BRANO DA LEGGERE »
□ □ □ □ □

Ed è ovvio che una narrazione egemone che li vuole docili e muti spinga immediatamente per dipingerli come bande di criminali, di delinquenti da punire; che insinui il dubbio di una regia mafiosa o jihadista, che punti il dito contro le stesse famiglie dei giovani che si mobilitano.
D’altronde non è molto diverso nei momenti di quiete, solo i toni sono più subdoli e pacati, ma la sostanza è quella. Criminalizzare la protesta e mistificare le sue istanze è il processo base per togliere spazio e legittimità politica ai subalterni.
Il politico che firma decreti drastici, il commentatore televisivo che sparge veleno e lo sbirro che ammazza in strada non sono che miseri pezzetti di un ingranaggio vorace votato al dominio e al profitto.

Eppure le rivolte, che sembrano venire dal nulla e andare nel nulla, non sono fuochi fatui. Niente avviene per caso o si genera dal nulla. La possibilità stessa delle emeutes poggia sulla sostanziale solidarietà di classe che innerva tutto il tessuto sociale dei quartieri.
Una istintiva coscienza politica, che non necessita di seminari di formazione, permette di riconoscersi tra eguali, di serrare i ranghi e muoversi nella stessa direzione.
E difatti le banlieue partecipano delle rivolte. La complicità permette il suo replicarsi e perdurare: se i petits sono in strada a scontrarsi con la polizia, il resto del quartiere è lì per proteggerli e offrirgli riparo, le formazioni militanti sono lì per fornire il supporto logistico e politico.

Non vi è una regia occulta, non vi sono generali e fanti in questi balzi in avanti, un sogno che accomuna grottescamente politicanti dell’antagonismo d’accatto e questurini di carriera.

□ □ □ □ □

Righe di annotazione con coordinate »
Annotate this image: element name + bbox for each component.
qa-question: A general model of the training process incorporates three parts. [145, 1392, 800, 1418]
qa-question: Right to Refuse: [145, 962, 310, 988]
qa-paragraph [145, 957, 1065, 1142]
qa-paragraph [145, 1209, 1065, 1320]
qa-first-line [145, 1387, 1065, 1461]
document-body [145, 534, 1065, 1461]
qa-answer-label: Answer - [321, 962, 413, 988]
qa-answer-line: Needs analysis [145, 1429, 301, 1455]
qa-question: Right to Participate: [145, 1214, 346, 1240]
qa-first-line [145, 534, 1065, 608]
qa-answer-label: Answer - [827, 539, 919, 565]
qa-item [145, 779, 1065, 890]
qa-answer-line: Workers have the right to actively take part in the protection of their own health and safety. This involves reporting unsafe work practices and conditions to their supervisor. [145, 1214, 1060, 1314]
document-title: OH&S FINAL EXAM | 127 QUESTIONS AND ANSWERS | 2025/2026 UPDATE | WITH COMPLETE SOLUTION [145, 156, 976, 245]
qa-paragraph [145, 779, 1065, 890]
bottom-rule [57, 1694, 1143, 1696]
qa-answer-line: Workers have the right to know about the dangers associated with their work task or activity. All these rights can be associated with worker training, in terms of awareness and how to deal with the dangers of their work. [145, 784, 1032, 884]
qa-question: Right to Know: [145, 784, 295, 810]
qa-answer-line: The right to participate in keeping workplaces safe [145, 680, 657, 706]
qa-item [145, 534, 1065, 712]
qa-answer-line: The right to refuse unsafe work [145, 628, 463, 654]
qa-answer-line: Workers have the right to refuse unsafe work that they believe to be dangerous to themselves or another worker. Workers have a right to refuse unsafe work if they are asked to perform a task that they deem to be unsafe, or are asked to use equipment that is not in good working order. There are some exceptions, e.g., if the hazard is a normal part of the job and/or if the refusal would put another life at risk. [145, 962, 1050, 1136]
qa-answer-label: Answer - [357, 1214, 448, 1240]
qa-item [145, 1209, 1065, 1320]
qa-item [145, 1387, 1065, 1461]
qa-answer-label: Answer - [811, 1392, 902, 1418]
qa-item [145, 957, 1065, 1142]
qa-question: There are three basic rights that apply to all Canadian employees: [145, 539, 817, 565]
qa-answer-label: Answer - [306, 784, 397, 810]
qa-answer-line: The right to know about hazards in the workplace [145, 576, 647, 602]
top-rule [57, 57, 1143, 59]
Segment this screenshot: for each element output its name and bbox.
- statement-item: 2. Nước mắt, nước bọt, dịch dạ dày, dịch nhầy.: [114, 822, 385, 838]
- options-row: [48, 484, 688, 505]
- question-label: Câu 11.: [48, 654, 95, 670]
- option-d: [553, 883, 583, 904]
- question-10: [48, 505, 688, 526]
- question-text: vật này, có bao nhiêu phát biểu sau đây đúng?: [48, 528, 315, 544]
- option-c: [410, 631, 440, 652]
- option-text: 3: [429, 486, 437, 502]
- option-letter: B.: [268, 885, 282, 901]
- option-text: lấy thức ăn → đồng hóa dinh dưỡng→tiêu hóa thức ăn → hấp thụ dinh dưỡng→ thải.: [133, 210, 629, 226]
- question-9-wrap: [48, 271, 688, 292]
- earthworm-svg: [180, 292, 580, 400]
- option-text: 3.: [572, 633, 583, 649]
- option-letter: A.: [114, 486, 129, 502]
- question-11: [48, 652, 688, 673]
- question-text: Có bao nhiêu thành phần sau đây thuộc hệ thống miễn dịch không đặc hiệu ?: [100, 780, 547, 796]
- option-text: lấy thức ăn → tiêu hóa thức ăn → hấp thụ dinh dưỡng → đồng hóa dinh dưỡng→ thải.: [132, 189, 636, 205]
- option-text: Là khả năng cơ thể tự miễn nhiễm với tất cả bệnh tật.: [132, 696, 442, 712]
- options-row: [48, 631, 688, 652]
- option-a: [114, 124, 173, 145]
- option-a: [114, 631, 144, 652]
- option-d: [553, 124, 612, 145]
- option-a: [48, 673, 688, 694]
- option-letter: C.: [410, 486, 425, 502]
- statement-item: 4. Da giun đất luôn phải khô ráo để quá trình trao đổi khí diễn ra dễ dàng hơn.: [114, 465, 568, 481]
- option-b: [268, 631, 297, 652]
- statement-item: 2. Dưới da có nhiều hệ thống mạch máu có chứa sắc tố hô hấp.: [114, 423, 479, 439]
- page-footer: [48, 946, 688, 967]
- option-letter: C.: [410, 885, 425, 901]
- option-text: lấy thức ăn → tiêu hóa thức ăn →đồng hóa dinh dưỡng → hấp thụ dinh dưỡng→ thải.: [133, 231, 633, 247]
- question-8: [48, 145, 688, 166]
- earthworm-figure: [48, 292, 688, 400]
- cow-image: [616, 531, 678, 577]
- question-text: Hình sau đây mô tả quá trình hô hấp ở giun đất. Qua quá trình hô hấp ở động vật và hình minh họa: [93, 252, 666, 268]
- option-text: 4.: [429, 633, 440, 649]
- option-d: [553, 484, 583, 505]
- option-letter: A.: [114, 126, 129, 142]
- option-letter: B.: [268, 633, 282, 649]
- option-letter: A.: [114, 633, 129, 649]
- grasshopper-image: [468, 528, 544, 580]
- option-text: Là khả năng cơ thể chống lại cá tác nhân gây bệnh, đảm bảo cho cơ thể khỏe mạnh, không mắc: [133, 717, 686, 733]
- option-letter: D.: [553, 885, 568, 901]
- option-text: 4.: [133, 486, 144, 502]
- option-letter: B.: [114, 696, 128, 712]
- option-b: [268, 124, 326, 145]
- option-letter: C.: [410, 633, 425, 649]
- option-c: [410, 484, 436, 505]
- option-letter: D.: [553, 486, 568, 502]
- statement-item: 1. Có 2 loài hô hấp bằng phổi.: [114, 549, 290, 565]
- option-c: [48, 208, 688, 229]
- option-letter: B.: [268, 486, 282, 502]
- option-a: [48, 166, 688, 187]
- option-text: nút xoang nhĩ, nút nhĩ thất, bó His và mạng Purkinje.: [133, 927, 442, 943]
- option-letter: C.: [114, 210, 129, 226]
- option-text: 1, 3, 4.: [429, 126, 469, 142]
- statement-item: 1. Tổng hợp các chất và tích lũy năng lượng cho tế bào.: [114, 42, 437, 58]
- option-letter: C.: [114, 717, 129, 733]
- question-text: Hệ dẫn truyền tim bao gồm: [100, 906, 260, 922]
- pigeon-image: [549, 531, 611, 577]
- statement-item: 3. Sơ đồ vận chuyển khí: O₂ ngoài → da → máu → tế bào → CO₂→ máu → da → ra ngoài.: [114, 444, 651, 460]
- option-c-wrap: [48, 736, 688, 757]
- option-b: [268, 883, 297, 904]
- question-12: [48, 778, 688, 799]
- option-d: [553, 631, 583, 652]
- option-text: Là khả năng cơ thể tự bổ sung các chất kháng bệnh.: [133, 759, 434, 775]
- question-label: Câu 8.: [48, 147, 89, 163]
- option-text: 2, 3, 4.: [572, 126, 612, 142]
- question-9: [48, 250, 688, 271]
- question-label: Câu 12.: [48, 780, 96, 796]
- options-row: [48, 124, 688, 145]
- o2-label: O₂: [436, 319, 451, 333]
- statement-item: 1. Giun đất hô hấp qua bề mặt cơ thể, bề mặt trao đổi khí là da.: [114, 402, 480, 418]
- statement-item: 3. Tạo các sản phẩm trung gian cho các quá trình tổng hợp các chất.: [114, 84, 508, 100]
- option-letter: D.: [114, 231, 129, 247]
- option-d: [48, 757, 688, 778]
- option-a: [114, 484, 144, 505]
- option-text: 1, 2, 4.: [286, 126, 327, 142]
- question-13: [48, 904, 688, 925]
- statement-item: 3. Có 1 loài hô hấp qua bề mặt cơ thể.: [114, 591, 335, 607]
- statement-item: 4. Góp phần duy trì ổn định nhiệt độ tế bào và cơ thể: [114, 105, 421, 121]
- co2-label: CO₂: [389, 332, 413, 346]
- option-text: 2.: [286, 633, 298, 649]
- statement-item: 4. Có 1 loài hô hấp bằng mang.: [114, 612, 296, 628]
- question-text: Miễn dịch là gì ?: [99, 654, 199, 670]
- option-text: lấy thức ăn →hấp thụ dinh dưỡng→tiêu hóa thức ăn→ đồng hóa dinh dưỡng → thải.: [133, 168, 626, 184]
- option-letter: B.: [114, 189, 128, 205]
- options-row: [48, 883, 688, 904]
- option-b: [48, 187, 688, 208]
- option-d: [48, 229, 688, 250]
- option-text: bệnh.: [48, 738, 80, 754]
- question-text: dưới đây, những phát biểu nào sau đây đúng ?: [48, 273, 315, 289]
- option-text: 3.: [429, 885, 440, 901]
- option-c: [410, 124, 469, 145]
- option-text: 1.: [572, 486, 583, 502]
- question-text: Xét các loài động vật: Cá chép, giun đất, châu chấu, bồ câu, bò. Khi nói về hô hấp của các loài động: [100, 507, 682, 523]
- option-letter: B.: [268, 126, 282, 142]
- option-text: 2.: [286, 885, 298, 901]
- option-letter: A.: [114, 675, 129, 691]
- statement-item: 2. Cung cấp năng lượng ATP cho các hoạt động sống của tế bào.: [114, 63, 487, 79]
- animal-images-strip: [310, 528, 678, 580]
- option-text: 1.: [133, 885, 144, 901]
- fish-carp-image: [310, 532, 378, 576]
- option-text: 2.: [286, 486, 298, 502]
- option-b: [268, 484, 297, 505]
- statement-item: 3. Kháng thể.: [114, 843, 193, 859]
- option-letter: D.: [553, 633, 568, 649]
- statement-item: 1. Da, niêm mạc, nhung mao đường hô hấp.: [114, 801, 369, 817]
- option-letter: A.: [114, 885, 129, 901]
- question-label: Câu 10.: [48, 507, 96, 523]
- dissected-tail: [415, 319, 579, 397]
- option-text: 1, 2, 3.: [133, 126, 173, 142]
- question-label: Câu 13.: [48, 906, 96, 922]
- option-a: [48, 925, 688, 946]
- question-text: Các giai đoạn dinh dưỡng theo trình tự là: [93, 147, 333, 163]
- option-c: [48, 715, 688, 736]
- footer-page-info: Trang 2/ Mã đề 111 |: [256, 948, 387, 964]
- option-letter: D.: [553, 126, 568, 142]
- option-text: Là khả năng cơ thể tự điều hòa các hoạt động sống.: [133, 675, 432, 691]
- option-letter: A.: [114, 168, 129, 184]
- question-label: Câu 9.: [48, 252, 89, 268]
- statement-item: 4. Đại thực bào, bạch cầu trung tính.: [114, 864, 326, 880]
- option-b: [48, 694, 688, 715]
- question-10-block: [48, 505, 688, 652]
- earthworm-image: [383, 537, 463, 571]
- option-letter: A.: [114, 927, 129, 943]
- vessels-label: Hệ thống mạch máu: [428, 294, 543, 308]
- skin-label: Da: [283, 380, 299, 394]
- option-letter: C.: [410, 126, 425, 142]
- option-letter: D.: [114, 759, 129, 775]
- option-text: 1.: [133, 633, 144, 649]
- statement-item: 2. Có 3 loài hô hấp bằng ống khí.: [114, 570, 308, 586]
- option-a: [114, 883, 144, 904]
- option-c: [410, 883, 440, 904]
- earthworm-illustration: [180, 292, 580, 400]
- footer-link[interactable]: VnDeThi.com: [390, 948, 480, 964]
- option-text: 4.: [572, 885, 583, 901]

□ □ □ □ □

COSA FARE »
A. Rispondi alle domande che seguono in base al testo sulle rivolte.
(i) Su che cosa poggia la possibilità stessa delle emeutes?
(ii) Che cosa fa il resto del quartiere quando i petits sono in strada a scontrarsi con la polizia?
(iii) Quale processo viene indicato come base per togliere spazio e legittimità politica ai subalterni?
B. Raccogli tutte le righe che contengono la parola "động" e ricopiale.

SOLUZIONI DELL'ESERCIZIO »
A.
(i) Sulla sostanziale solidarietà di classe che innerva tutto il tessuto sociale dei quartieri.
(ii) È lì per proteggerli e offrirgli riparo.
(iii) Criminalizzare la protesta e mistificare le sue istanze.

B.
- question-text: Hình sau đây mô tả quá trình hô hấp ở giun đất. Qua quá trình hô hấp ở động vật và hình minh họa: [93, 252, 666, 268]
- question-text: Xét các loài động vật: Cá chép, giun đất, châu chấu, bồ câu, bò. Khi nói về hô hấp của các loài động: [100, 507, 682, 523]
- statement-item: 2. Cung cấp năng lượng ATP cho các hoạt động sống của tế bào.: [114, 63, 487, 79]
- option-text: Là khả năng cơ thể tự điều hòa các hoạt động sống.: [133, 675, 432, 691]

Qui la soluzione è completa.